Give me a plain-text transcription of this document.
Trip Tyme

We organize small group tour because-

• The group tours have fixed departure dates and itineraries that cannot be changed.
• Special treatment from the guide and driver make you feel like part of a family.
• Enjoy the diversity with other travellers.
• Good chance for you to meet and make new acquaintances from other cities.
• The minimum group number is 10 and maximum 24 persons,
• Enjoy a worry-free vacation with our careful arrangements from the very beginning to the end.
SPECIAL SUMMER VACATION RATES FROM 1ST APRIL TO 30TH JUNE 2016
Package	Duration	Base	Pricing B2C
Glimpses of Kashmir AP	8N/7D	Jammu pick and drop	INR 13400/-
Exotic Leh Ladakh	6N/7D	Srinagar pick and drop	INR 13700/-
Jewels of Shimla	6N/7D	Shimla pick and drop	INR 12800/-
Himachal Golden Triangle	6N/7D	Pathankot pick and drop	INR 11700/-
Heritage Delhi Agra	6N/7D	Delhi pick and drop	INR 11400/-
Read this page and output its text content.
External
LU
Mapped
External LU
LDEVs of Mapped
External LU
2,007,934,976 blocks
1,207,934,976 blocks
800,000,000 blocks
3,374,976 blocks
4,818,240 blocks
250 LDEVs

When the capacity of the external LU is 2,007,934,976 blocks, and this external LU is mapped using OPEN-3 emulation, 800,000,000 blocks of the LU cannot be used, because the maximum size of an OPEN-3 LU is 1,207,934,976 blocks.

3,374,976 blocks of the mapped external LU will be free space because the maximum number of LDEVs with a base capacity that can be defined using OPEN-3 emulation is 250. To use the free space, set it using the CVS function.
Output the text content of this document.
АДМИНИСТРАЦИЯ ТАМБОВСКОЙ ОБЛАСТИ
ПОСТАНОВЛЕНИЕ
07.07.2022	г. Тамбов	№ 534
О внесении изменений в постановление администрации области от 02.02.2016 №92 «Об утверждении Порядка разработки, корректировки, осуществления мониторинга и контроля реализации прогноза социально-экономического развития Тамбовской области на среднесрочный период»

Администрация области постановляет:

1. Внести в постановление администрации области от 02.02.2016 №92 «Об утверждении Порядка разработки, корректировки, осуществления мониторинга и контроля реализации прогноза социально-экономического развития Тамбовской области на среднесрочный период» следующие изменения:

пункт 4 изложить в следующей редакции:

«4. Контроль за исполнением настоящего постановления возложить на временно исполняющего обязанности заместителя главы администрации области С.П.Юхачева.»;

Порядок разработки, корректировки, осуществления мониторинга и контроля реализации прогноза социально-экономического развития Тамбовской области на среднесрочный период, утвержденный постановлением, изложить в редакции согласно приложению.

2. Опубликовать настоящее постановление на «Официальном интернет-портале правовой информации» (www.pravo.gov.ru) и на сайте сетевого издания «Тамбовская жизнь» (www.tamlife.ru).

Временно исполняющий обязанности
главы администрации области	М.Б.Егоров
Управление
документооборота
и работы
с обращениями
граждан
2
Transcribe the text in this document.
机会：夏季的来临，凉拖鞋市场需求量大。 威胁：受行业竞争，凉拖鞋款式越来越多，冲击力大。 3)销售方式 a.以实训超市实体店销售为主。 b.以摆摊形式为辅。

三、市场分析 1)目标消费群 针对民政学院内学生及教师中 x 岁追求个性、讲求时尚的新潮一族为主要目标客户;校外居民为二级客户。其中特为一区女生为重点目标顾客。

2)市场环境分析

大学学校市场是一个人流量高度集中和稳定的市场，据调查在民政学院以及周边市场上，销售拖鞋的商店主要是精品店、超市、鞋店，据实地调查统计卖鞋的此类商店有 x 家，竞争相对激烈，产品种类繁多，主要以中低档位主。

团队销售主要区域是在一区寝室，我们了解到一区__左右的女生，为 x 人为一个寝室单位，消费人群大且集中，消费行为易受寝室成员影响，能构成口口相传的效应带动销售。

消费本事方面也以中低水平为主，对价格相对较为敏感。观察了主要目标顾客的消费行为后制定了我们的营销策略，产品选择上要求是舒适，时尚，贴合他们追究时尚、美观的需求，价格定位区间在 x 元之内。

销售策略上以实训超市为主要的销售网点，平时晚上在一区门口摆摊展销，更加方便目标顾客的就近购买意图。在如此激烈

= OBJECTIVE =
Begin with the line that contains "Transcribe the text in this document." and end with the last line of the records; set down every line in that span exactly, and nothing else.

= EXERCISE RESPONSE =
Transcribe the text in this document.
机会：夏季的来临，凉拖鞋市场需求量大。 威胁：受行业竞争，凉拖鞋款式越来越多，冲击力大。 3)销售方式 a.以实训超市实体店销售为主。 b.以摆摊形式为辅。

三、市场分析 1)目标消费群 针对民政学院内学生及教师中 x 岁追求个性、讲求时尚的新潮一族为主要目标客户;校外居民为二级客户。其中特为一区女生为重点目标顾客。

2)市场环境分析

大学学校市场是一个人流量高度集中和稳定的市场，据调查在民政学院以及周边市场上，销售拖鞋的商店主要是精品店、超市、鞋店，据实地调查统计卖鞋的此类商店有 x 家，竞争相对激烈，产品种类繁多，主要以中低档位主。

团队销售主要区域是在一区寝室，我们了解到一区__左右的女生，为 x 人为一个寝室单位，消费人群大且集中，消费行为易受寝室成员影响，能构成口口相传的效应带动销售。

消费本事方面也以中低水平为主，对价格相对较为敏感。观察了主要目标顾客的消费行为后制定了我们的营销策略，产品选择上要求是舒适，时尚，贴合他们追究时尚、美观的需求，价格定位区间在 x 元之内。

销售策略上以实训超市为主要的销售网点，平时晚上在一区门口摆摊展销，更加方便目标顾客的就近购买意图。在如此激烈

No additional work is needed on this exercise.